> **EXERCISE AIM**
Word for word, set down the records and skip each picture.

> **EXTRACTED MATERIAL**
————————
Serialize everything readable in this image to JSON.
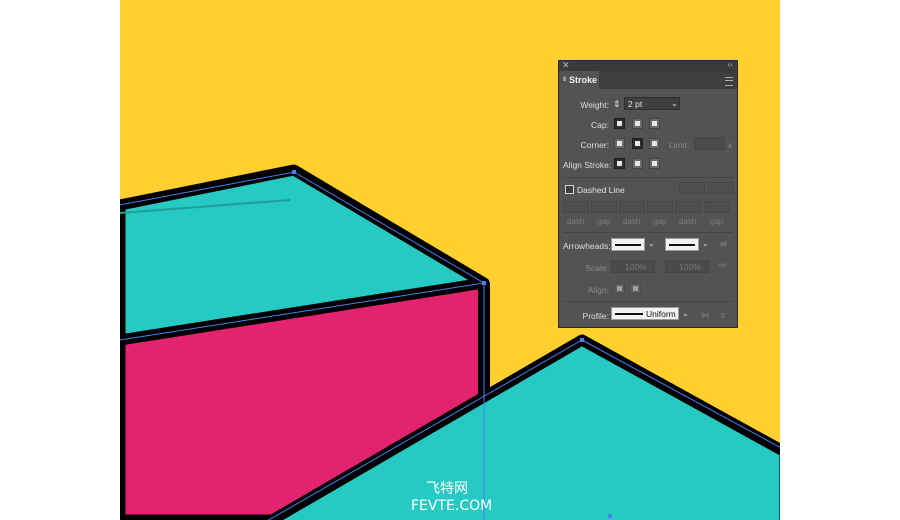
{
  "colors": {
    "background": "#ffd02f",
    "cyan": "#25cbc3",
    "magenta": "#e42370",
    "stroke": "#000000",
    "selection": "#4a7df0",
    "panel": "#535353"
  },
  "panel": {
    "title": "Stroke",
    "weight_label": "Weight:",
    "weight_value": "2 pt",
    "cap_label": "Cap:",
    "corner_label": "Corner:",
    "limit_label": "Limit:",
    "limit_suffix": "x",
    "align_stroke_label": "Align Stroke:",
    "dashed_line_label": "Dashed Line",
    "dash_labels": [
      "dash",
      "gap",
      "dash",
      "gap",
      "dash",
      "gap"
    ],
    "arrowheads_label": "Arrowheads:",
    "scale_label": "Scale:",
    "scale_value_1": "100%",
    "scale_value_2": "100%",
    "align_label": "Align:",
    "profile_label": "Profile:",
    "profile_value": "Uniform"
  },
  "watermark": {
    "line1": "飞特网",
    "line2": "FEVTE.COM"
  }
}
————————
> **RESPONSE TO THE TASK**
Serialize everything readable in this image to JSON.
{
  "colors": {
    "background": "#ffd02f",
    "cyan": "#25cbc3",
    "magenta": "#e42370",
    "stroke": "#000000",
    "selection": "#4a7df0",
    "panel": "#535353"
  },
  "panel": {
    "title": "Stroke",
    "weight_label": "Weight:",
    "weight_value": "2 pt",
    "cap_label": "Cap:",
    "corner_label": "Corner:",
    "limit_label": "Limit:",
    "limit_suffix": "x",
    "align_stroke_label": "Align Stroke:",
    "dashed_line_label": "Dashed Line",
    "dash_labels": [
      "dash",
      "gap",
      "dash",
      "gap",
      "dash",
      "gap"
    ],
    "arrowheads_label": "Arrowheads:",
    "scale_label": "Scale:",
    "scale_value_1": "100%",
    "scale_value_2": "100%",
    "align_label": "Align:",
    "profile_label": "Profile:",
    "profile_value": "Uniform"
  },
  "watermark": {
    "line1": "飞特网",
    "line2": "FEVTE.COM"
  }
}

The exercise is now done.